# TASK INSTRUCTIONS:
Would you copy out the whole listing exactly as given?
=== PROVIDED DATA ===
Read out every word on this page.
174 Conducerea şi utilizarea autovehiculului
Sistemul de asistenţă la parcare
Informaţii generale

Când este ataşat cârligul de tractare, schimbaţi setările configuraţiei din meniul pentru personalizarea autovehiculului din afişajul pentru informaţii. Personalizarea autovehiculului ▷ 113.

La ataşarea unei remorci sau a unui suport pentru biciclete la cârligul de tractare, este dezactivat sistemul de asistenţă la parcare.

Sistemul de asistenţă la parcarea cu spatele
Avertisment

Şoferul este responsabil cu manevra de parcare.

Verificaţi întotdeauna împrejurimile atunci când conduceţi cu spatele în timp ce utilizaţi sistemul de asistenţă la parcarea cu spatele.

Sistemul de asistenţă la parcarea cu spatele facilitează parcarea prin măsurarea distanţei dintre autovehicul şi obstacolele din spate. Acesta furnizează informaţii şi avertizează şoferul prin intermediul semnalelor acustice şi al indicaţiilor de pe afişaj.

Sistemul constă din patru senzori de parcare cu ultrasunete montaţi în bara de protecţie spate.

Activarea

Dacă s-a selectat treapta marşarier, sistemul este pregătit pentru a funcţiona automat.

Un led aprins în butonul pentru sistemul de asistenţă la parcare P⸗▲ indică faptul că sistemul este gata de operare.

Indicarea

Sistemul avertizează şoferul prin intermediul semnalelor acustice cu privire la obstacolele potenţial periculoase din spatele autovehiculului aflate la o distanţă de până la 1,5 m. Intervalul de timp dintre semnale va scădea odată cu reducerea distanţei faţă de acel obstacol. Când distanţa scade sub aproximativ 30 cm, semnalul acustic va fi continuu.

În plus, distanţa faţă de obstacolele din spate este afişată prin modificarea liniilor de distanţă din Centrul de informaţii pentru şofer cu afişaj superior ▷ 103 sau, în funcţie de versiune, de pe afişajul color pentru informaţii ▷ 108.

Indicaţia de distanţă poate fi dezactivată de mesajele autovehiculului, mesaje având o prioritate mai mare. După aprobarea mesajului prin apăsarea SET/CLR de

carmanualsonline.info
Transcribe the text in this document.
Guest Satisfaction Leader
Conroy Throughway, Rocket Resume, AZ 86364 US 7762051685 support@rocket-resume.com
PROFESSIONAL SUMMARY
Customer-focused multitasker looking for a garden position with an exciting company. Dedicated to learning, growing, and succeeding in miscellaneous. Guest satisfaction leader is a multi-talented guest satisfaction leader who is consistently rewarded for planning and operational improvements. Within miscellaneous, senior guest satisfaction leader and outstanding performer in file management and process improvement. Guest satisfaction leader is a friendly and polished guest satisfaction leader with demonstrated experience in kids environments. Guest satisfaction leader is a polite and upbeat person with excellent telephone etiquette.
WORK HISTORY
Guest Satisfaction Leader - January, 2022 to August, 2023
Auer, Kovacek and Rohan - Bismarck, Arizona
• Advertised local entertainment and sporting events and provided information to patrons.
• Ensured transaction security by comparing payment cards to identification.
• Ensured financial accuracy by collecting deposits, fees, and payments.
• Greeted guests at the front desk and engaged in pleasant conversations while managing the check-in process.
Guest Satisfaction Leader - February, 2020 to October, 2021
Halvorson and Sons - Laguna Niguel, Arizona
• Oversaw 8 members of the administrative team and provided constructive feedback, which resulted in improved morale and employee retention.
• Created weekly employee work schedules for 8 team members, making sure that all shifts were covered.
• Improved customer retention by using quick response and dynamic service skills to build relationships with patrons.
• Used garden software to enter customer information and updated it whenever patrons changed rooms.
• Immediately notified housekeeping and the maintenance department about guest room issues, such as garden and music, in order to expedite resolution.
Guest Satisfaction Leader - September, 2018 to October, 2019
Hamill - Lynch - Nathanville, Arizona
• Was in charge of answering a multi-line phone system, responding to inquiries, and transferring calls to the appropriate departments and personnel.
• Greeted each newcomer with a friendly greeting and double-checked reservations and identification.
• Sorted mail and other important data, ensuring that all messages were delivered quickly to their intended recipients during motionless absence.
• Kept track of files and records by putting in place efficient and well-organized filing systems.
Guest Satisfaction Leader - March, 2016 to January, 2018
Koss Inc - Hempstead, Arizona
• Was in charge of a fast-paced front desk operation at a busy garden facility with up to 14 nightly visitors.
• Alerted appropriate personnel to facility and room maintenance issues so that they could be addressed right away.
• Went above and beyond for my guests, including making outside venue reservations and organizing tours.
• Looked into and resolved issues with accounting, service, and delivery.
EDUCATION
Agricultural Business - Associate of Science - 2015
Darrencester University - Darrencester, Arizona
===
# EXERCISE ANSWER:
Read out every word on this page.
174 Conducerea şi utilizarea autovehiculului
Sistemul de asistenţă la parcare
Informaţii generale

Când este ataşat cârligul de tractare, schimbaţi setările configuraţiei din meniul pentru personalizarea autovehiculului din afişajul pentru informaţii. Personalizarea autovehiculului ▷ 113.

La ataşarea unei remorci sau a unui suport pentru biciclete la cârligul de tractare, este dezactivat sistemul de asistenţă la parcare.

Sistemul de asistenţă la parcarea cu spatele
Avertisment

Şoferul este responsabil cu manevra de parcare.

Verificaţi întotdeauna împrejurimile atunci când conduceţi cu spatele în timp ce utilizaţi sistemul de asistenţă la parcarea cu spatele.

Sistemul de asistenţă la parcarea cu spatele facilitează parcarea prin măsurarea distanţei dintre autovehicul şi obstacolele din spate. Acesta furnizează informaţii şi avertizează şoferul prin intermediul semnalelor acustice şi al indicaţiilor de pe afişaj.

Sistemul constă din patru senzori de parcare cu ultrasunete montaţi în bara de protecţie spate.

Activarea

Dacă s-a selectat treapta marşarier, sistemul este pregătit pentru a funcţiona automat.

Un led aprins în butonul pentru sistemul de asistenţă la parcare P⸗▲ indică faptul că sistemul este gata de operare.

Indicarea

Sistemul avertizează şoferul prin intermediul semnalelor acustice cu privire la obstacolele potenţial periculoase din spatele autovehiculului aflate la o distanţă de până la 1,5 m. Intervalul de timp dintre semnale va scădea odată cu reducerea distanţei faţă de acel obstacol. Când distanţa scade sub aproximativ 30 cm, semnalul acustic va fi continuu.

În plus, distanţa faţă de obstacolele din spate este afişată prin modificarea liniilor de distanţă din Centrul de informaţii pentru şofer cu afişaj superior ▷ 103 sau, în funcţie de versiune, de pe afişajul color pentru informaţii ▷ 108.

Indicaţia de distanţă poate fi dezactivată de mesajele autovehiculului, mesaje având o prioritate mai mare. După aprobarea mesajului prin apăsarea SET/CLR de

carmanualsonline.info
Transcribe the text in this document.
Guest Satisfaction Leader
Conroy Throughway, Rocket Resume, AZ 86364 US 7762051685 support@rocket-resume.com
PROFESSIONAL SUMMARY
Customer-focused multitasker looking for a garden position with an exciting company. Dedicated to learning, growing, and succeeding in miscellaneous. Guest satisfaction leader is a multi-talented guest satisfaction leader who is consistently rewarded for planning and operational improvements. Within miscellaneous, senior guest satisfaction leader and outstanding performer in file management and process improvement. Guest satisfaction leader is a friendly and polished guest satisfaction leader with demonstrated experience in kids environments. Guest satisfaction leader is a polite and upbeat person with excellent telephone etiquette.
WORK HISTORY
Guest Satisfaction Leader - January, 2022 to August, 2023
Auer, Kovacek and Rohan - Bismarck, Arizona
• Advertised local entertainment and sporting events and provided information to patrons.
• Ensured transaction security by comparing payment cards to identification.
• Ensured financial accuracy by collecting deposits, fees, and payments.
• Greeted guests at the front desk and engaged in pleasant conversations while managing the check-in process.
Guest Satisfaction Leader - February, 2020 to October, 2021
Halvorson and Sons - Laguna Niguel, Arizona
• Oversaw 8 members of the administrative team and provided constructive feedback, which resulted in improved morale and employee retention.
• Created weekly employee work schedules for 8 team members, making sure that all shifts were covered.
• Improved customer retention by using quick response and dynamic service skills to build relationships with patrons.
• Used garden software to enter customer information and updated it whenever patrons changed rooms.
• Immediately notified housekeeping and the maintenance department about guest room issues, such as garden and music, in order to expedite resolution.
Guest Satisfaction Leader - September, 2018 to October, 2019
Hamill - Lynch - Nathanville, Arizona
• Was in charge of answering a multi-line phone system, responding to inquiries, and transferring calls to the appropriate departments and personnel.
• Greeted each newcomer with a friendly greeting and double-checked reservations and identification.
• Sorted mail and other important data, ensuring that all messages were delivered quickly to their intended recipients during motionless absence.
• Kept track of files and records by putting in place efficient and well-organized filing systems.
Guest Satisfaction Leader - March, 2016 to January, 2018
Koss Inc - Hempstead, Arizona
• Was in charge of a fast-paced front desk operation at a busy garden facility with up to 14 nightly visitors.
• Alerted appropriate personnel to facility and room maintenance issues so that they could be addressed right away.
• Went above and beyond for my guests, including making outside venue reservations and organizing tours.
• Looked into and resolved issues with accounting, service, and delivery.
EDUCATION
Agricultural Business - Associate of Science - 2015
Darrencester University - Darrencester, Arizona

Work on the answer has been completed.